**PROVIDED RECORDS**:

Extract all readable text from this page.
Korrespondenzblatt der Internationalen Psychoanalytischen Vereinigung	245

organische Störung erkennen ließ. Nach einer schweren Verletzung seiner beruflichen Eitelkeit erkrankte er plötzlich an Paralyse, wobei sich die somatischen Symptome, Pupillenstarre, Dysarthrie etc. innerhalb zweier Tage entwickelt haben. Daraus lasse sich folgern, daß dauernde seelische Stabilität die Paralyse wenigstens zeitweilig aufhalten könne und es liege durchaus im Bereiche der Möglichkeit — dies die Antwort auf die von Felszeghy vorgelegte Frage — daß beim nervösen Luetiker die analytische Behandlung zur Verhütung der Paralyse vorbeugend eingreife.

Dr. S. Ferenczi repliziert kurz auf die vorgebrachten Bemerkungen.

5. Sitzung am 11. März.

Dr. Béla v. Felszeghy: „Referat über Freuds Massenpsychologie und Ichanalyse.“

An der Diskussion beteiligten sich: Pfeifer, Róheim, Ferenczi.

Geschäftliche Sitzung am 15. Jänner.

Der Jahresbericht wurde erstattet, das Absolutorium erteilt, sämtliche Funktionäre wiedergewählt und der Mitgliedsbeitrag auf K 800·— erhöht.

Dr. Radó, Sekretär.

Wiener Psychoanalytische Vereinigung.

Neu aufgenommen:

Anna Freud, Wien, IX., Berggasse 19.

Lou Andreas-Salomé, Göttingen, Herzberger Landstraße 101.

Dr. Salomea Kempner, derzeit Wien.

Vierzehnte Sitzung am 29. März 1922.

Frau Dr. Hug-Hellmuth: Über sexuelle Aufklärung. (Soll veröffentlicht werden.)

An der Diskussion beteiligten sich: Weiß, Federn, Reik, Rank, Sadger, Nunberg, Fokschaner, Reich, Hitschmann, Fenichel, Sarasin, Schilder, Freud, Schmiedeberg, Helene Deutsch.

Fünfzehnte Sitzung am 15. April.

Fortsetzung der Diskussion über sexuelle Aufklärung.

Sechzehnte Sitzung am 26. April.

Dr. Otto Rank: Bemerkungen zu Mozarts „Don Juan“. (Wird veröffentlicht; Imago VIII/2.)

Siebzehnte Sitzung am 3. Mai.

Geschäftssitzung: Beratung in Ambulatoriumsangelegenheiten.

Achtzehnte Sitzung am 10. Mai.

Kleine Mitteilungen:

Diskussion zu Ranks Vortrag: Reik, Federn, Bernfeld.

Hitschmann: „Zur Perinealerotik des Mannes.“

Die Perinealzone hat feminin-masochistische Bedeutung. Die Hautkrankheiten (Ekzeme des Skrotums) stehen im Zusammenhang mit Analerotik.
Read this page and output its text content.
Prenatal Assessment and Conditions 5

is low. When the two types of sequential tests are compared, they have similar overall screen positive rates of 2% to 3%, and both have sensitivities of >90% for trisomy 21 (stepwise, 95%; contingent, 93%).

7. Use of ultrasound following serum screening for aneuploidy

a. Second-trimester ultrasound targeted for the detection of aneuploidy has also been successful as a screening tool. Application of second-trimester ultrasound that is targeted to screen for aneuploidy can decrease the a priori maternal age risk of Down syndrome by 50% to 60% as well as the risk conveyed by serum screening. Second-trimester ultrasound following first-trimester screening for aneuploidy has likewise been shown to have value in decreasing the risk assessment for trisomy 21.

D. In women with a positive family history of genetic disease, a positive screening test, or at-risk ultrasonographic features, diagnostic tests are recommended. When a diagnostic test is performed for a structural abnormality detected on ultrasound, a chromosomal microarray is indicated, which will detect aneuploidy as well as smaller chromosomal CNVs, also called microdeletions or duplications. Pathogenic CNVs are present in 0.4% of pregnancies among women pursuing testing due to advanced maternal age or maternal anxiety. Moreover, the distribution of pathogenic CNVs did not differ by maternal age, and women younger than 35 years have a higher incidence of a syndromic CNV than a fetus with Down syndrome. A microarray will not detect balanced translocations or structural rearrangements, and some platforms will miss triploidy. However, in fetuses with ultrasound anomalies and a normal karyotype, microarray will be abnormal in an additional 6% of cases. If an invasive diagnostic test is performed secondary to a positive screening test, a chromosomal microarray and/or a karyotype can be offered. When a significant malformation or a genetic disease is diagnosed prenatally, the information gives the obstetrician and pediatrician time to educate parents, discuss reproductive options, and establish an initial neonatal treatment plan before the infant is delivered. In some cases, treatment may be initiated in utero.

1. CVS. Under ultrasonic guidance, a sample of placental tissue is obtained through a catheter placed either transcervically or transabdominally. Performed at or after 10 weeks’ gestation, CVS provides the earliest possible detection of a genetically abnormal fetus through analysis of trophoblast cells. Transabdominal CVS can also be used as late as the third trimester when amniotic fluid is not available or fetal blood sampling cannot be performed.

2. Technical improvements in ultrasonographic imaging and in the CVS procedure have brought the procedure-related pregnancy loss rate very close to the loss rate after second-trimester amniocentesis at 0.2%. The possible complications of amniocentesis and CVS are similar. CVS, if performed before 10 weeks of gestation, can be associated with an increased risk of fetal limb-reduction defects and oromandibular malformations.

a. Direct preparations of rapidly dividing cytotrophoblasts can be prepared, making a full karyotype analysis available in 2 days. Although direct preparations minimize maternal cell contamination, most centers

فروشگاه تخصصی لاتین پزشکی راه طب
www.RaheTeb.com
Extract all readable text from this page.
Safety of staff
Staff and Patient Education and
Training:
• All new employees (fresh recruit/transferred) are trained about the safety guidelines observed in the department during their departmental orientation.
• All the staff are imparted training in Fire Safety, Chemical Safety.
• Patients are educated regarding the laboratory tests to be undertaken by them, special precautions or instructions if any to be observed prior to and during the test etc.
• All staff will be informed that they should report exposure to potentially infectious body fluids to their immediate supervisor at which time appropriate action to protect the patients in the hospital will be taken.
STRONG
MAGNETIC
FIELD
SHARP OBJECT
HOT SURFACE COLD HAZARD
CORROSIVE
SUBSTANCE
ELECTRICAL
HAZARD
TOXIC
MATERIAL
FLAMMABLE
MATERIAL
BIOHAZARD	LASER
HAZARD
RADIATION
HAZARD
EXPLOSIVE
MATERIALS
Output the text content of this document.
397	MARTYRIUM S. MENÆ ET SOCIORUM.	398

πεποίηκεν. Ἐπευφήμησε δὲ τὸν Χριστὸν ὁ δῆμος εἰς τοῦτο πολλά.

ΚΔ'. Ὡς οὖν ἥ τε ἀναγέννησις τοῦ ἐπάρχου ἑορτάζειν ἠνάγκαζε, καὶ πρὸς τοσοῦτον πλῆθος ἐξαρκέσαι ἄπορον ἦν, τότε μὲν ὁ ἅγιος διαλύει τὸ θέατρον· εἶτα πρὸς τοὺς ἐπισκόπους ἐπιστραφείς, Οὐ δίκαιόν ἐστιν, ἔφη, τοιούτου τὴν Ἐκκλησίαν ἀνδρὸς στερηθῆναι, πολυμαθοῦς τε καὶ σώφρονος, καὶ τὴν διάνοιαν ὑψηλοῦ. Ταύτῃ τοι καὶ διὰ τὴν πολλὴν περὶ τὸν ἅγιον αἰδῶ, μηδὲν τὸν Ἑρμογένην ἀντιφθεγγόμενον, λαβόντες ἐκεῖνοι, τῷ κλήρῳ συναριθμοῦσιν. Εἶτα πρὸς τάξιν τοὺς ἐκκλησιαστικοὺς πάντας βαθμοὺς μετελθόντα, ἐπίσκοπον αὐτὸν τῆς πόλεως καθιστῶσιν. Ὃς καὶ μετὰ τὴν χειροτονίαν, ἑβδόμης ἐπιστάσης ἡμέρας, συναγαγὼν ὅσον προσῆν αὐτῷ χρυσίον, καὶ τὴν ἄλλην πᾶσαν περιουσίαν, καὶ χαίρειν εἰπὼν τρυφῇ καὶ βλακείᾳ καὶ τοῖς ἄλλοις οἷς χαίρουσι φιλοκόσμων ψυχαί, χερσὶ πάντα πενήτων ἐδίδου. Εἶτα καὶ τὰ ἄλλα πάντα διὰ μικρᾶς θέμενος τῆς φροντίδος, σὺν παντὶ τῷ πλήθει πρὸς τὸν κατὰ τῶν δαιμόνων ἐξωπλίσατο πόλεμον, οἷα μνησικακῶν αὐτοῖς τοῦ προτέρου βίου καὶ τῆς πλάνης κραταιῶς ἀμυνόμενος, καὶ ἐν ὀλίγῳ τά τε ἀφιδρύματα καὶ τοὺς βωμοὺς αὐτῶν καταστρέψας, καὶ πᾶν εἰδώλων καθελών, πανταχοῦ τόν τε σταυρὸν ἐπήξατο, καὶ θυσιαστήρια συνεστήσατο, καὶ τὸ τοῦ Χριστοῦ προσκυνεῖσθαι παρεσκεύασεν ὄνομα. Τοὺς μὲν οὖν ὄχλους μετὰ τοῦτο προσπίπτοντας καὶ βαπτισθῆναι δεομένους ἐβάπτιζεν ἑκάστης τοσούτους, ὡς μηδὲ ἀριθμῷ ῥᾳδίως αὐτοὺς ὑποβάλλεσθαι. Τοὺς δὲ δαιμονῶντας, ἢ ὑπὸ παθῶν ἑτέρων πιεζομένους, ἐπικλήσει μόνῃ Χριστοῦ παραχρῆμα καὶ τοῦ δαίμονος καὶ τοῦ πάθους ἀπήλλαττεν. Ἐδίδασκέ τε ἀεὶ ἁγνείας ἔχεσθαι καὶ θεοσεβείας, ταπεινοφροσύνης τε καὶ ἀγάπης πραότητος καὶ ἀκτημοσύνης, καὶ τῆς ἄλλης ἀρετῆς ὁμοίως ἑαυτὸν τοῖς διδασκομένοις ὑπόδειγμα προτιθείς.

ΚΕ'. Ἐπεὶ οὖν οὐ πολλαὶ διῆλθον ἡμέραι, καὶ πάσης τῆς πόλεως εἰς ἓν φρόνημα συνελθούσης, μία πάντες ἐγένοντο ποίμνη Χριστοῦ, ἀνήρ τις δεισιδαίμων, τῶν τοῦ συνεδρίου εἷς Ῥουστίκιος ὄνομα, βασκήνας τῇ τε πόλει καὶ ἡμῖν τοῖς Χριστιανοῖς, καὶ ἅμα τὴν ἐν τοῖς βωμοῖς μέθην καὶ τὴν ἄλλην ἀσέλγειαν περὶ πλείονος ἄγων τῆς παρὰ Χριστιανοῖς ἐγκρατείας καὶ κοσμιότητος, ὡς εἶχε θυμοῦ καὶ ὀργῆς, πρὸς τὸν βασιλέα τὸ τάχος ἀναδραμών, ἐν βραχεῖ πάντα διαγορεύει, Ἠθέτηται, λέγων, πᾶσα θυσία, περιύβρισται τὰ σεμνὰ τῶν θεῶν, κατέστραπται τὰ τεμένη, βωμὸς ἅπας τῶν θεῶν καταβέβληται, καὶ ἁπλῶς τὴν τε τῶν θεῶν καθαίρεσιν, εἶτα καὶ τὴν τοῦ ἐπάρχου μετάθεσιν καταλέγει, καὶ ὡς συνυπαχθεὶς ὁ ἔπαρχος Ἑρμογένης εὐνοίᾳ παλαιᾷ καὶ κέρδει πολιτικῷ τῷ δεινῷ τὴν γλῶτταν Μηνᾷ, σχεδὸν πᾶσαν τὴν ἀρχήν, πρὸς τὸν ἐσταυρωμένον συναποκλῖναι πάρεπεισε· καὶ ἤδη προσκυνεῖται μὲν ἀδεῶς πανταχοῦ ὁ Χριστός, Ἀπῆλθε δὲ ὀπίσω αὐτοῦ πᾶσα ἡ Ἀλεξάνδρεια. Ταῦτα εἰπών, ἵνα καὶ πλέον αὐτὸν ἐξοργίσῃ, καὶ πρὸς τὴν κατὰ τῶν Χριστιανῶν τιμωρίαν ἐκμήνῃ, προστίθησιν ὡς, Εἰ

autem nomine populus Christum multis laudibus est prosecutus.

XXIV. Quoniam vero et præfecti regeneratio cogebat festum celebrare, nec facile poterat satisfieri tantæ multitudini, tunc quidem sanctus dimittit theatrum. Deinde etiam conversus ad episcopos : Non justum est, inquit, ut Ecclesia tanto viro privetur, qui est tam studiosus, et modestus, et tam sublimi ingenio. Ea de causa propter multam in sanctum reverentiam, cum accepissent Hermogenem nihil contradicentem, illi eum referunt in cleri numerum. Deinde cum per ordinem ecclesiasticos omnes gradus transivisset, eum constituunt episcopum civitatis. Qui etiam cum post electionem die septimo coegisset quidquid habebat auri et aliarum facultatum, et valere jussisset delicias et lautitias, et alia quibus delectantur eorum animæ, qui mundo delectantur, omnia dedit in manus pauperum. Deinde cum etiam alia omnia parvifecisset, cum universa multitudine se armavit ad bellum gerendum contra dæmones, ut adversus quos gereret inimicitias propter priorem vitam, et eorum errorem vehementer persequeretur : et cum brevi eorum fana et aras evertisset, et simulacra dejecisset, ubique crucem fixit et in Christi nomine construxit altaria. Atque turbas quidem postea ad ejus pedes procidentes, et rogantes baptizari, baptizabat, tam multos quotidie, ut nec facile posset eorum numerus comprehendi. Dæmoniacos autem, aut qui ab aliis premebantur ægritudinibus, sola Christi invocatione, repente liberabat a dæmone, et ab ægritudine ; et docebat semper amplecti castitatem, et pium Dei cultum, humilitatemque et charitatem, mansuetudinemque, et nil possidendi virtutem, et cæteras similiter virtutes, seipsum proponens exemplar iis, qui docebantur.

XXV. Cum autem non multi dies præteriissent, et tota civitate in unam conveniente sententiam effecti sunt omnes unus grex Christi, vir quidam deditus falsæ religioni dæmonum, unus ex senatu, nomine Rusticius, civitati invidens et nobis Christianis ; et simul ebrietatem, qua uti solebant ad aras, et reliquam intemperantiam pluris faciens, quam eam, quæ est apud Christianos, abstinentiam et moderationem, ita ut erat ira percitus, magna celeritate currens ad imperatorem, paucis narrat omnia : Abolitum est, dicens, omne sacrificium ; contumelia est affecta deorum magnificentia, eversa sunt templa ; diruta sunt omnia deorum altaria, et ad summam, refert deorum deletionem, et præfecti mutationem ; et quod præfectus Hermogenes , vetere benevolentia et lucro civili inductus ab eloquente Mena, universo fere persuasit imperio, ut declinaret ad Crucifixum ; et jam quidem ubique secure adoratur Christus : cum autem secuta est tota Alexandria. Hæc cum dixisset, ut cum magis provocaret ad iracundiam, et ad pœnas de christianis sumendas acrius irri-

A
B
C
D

**WORK INSTRUCTIONS**: Your reply should be the number of lines in the entries that contain "during", nothing more.

**TASK RESPONSE**: 2